#### [Your goal]
Return all lines with the word "about" in them.
#### The input
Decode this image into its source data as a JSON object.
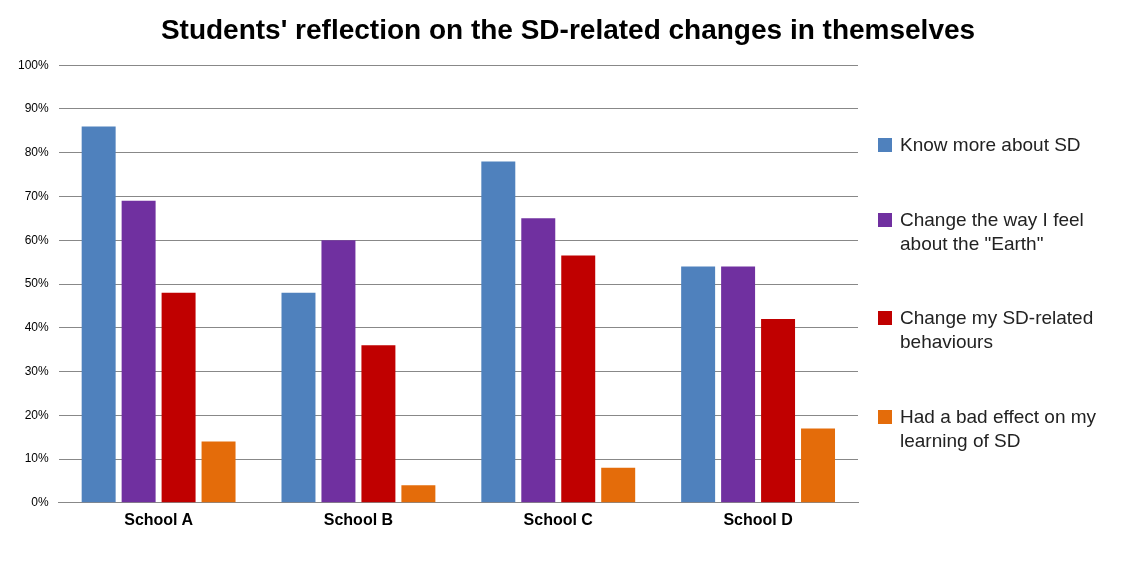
{
  "chart_data": {
    "type": "bar",
    "title": "Students' reflection on the SD-related changes in themselves",
    "categories": [
      "School A",
      "School B",
      "School C",
      "School D"
    ],
    "series": [
      {
        "name": "Know more about SD",
        "color": "#4f81bd",
        "values": [
          86,
          48,
          78,
          54
        ]
      },
      {
        "name": "Change the way I feel about the \"Earth\"",
        "color": "#7030a0",
        "values": [
          69,
          60,
          65,
          54
        ]
      },
      {
        "name": "Change my SD-related behaviours",
        "color": "#c00000",
        "values": [
          48,
          36,
          56.5,
          42
        ]
      },
      {
        "name": "Had a bad effect on my learning of SD",
        "color": "#e46c0a",
        "values": [
          14,
          4,
          8,
          17
        ]
      }
    ],
    "ylim": [
      0,
      100
    ],
    "yticks": [
      {
        "value": 0,
        "label": "0%"
      },
      {
        "value": 10,
        "label": "10%"
      },
      {
        "value": 20,
        "label": "20%"
      },
      {
        "value": 30,
        "label": "30%"
      },
      {
        "value": 40,
        "label": "40%"
      },
      {
        "value": 50,
        "label": "50%"
      },
      {
        "value": 60,
        "label": "60%"
      },
      {
        "value": 70,
        "label": "70%"
      },
      {
        "value": 80,
        "label": "80%"
      },
      {
        "value": 90,
        "label": "90%"
      },
      {
        "value": 100,
        "label": "100%"
      }
    ],
    "grid": "y",
    "legend": "right"
  }
}
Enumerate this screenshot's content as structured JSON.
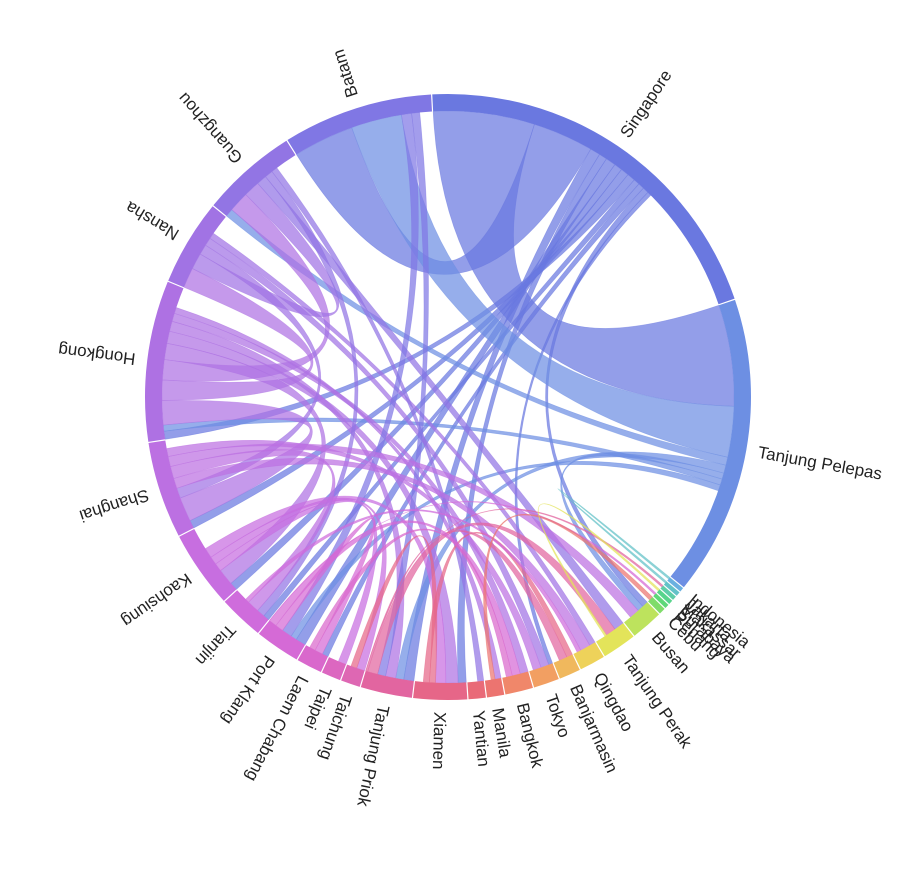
{
  "chart_data": {
    "type": "chord",
    "title": "",
    "nodes": [
      {
        "name": "Singapore",
        "value": 18,
        "color": "#6a78e0"
      },
      {
        "name": "Tanjung Pelepas",
        "value": 14,
        "color": "#6d8fe3"
      },
      {
        "name": "Indonesia",
        "value": 0.2,
        "color": "#6ab0e0"
      },
      {
        "name": "Jakarta",
        "value": 0.2,
        "color": "#63c2c8"
      },
      {
        "name": "Makassar",
        "value": 0.2,
        "color": "#5fcda8"
      },
      {
        "name": "Surabaya",
        "value": 0.2,
        "color": "#58d48c"
      },
      {
        "name": "Penang",
        "value": 0.2,
        "color": "#5ed878"
      },
      {
        "name": "Cebu",
        "value": 0.3,
        "color": "#7fdc6a"
      },
      {
        "name": "Busan",
        "value": 1.5,
        "color": "#bde35d"
      },
      {
        "name": "Tanjung Perak",
        "value": 1.6,
        "color": "#e3e45a"
      },
      {
        "name": "Qingdao",
        "value": 1.2,
        "color": "#eed25a"
      },
      {
        "name": "Banjarmasin",
        "value": 1.0,
        "color": "#f0b85d"
      },
      {
        "name": "Tokyo",
        "value": 1.2,
        "color": "#f29f62"
      },
      {
        "name": "Bangkok",
        "value": 1.3,
        "color": "#f0876a"
      },
      {
        "name": "Manila",
        "value": 0.8,
        "color": "#ec7470"
      },
      {
        "name": "Yantian",
        "value": 0.8,
        "color": "#e96a78"
      },
      {
        "name": "Xiamen",
        "value": 2.5,
        "color": "#e66688"
      },
      {
        "name": "Tanjung Priok",
        "value": 2.4,
        "color": "#e265a0"
      },
      {
        "name": "Taichung",
        "value": 0.9,
        "color": "#de67b3"
      },
      {
        "name": "Taipei",
        "value": 0.9,
        "color": "#dc67c0"
      },
      {
        "name": "Laem Chabang",
        "value": 1.2,
        "color": "#d968cc"
      },
      {
        "name": "Port Klang",
        "value": 2.1,
        "color": "#d56ad6"
      },
      {
        "name": "Tianjin",
        "value": 2.1,
        "color": "#cf6cdc"
      },
      {
        "name": "Kaohsiung",
        "value": 3.6,
        "color": "#c76ee0"
      },
      {
        "name": "Shanghai",
        "value": 4.5,
        "color": "#bc70e2"
      },
      {
        "name": "Hongkong",
        "value": 7.5,
        "color": "#ae71e3"
      },
      {
        "name": "Nansha",
        "value": 4.0,
        "color": "#a173e4"
      },
      {
        "name": "Guangzhou",
        "value": 4.5,
        "color": "#9275e4"
      },
      {
        "name": "Batam",
        "value": 7.0,
        "color": "#8077e4"
      }
    ],
    "links": [
      {
        "source": "Singapore",
        "target": "Tanjung Pelepas",
        "value": 5
      },
      {
        "source": "Singapore",
        "target": "Batam",
        "value": 3
      },
      {
        "source": "Singapore",
        "target": "Tanjung Priok",
        "value": 0.5
      },
      {
        "source": "Singapore",
        "target": "Xiamen",
        "value": 0.4
      },
      {
        "source": "Singapore",
        "target": "Port Klang",
        "value": 0.5
      },
      {
        "source": "Singapore",
        "target": "Kaohsiung",
        "value": 0.4
      },
      {
        "source": "Singapore",
        "target": "Shanghai",
        "value": 0.4
      },
      {
        "source": "Singapore",
        "target": "Hongkong",
        "value": 0.4
      },
      {
        "source": "Singapore",
        "target": "Tianjin",
        "value": 0.3
      },
      {
        "source": "Singapore",
        "target": "Laem Chabang",
        "value": 0.3
      },
      {
        "source": "Singapore",
        "target": "Busan",
        "value": 0.3
      },
      {
        "source": "Singapore",
        "target": "Tokyo",
        "value": 0.2
      },
      {
        "source": "Tanjung Pelepas",
        "target": "Batam",
        "value": 2.5
      },
      {
        "source": "Tanjung Pelepas",
        "target": "Guangzhou",
        "value": 0.4
      },
      {
        "source": "Tanjung Pelepas",
        "target": "Tanjung Priok",
        "value": 0.4
      },
      {
        "source": "Tanjung Pelepas",
        "target": "Busan",
        "value": 0.3
      },
      {
        "source": "Tanjung Pelepas",
        "target": "Hongkong",
        "value": 0.3
      },
      {
        "source": "Tanjung Pelepas",
        "target": "Port Klang",
        "value": 0.3
      },
      {
        "source": "Hongkong",
        "target": "Shanghai",
        "value": 1.2
      },
      {
        "source": "Hongkong",
        "target": "Nansha",
        "value": 1.0
      },
      {
        "source": "Hongkong",
        "target": "Guangzhou",
        "value": 1.0
      },
      {
        "source": "Hongkong",
        "target": "Kaohsiung",
        "value": 0.8
      },
      {
        "source": "Hongkong",
        "target": "Xiamen",
        "value": 0.6
      },
      {
        "source": "Hongkong",
        "target": "Tanjung Priok",
        "value": 0.5
      },
      {
        "source": "Hongkong",
        "target": "Bangkok",
        "value": 0.4
      },
      {
        "source": "Hongkong",
        "target": "Manila",
        "value": 0.3
      },
      {
        "source": "Nansha",
        "target": "Guangzhou",
        "value": 0.8
      },
      {
        "source": "Nansha",
        "target": "Shanghai",
        "value": 0.5
      },
      {
        "source": "Nansha",
        "target": "Tokyo",
        "value": 0.4
      },
      {
        "source": "Nansha",
        "target": "Qingdao",
        "value": 0.3
      },
      {
        "source": "Guangzhou",
        "target": "Tanjung Perak",
        "value": 0.5
      },
      {
        "source": "Guangzhou",
        "target": "Tianjin",
        "value": 0.4
      },
      {
        "source": "Guangzhou",
        "target": "Yantian",
        "value": 0.3
      },
      {
        "source": "Batam",
        "target": "Port Klang",
        "value": 0.5
      },
      {
        "source": "Batam",
        "target": "Tanjung Priok",
        "value": 0.4
      },
      {
        "source": "Kaohsiung",
        "target": "Taipei",
        "value": 0.4
      },
      {
        "source": "Kaohsiung",
        "target": "Taichung",
        "value": 0.4
      },
      {
        "source": "Kaohsiung",
        "target": "Xiamen",
        "value": 0.5
      },
      {
        "source": "Shanghai",
        "target": "Qingdao",
        "value": 0.5
      },
      {
        "source": "Shanghai",
        "target": "Tianjin",
        "value": 0.6
      },
      {
        "source": "Shanghai",
        "target": "Busan",
        "value": 0.5
      },
      {
        "source": "Shanghai",
        "target": "Tokyo",
        "value": 0.4
      },
      {
        "source": "Xiamen",
        "target": "Taichung",
        "value": 0.3
      },
      {
        "source": "Xiamen",
        "target": "Banjarmasin",
        "value": 0.3
      },
      {
        "source": "Tanjung Priok",
        "target": "Tanjung Perak",
        "value": 0.5
      },
      {
        "source": "Tanjung Priok",
        "target": "Banjarmasin",
        "value": 0.4
      },
      {
        "source": "Tanjung Priok",
        "target": "Makassar",
        "value": 0.1
      },
      {
        "source": "Port Klang",
        "target": "Laem Chabang",
        "value": 0.4
      },
      {
        "source": "Port Klang",
        "target": "Bangkok",
        "value": 0.4
      },
      {
        "source": "Port Klang",
        "target": "Penang",
        "value": 0.1
      },
      {
        "source": "Laem Chabang",
        "target": "Bangkok",
        "value": 0.3
      },
      {
        "source": "Tianjin",
        "target": "Qingdao",
        "value": 0.2
      },
      {
        "source": "Manila",
        "target": "Cebu",
        "value": 0.2
      },
      {
        "source": "Tanjung Perak",
        "target": "Surabaya",
        "value": 0.1
      },
      {
        "source": "Jakarta",
        "target": "Indonesia",
        "value": 0.1
      }
    ]
  }
}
########
#### [Solution to the exercise]
        "name": "Know more about SD",
        "name": "Change the way I feel about the \"Earth\"",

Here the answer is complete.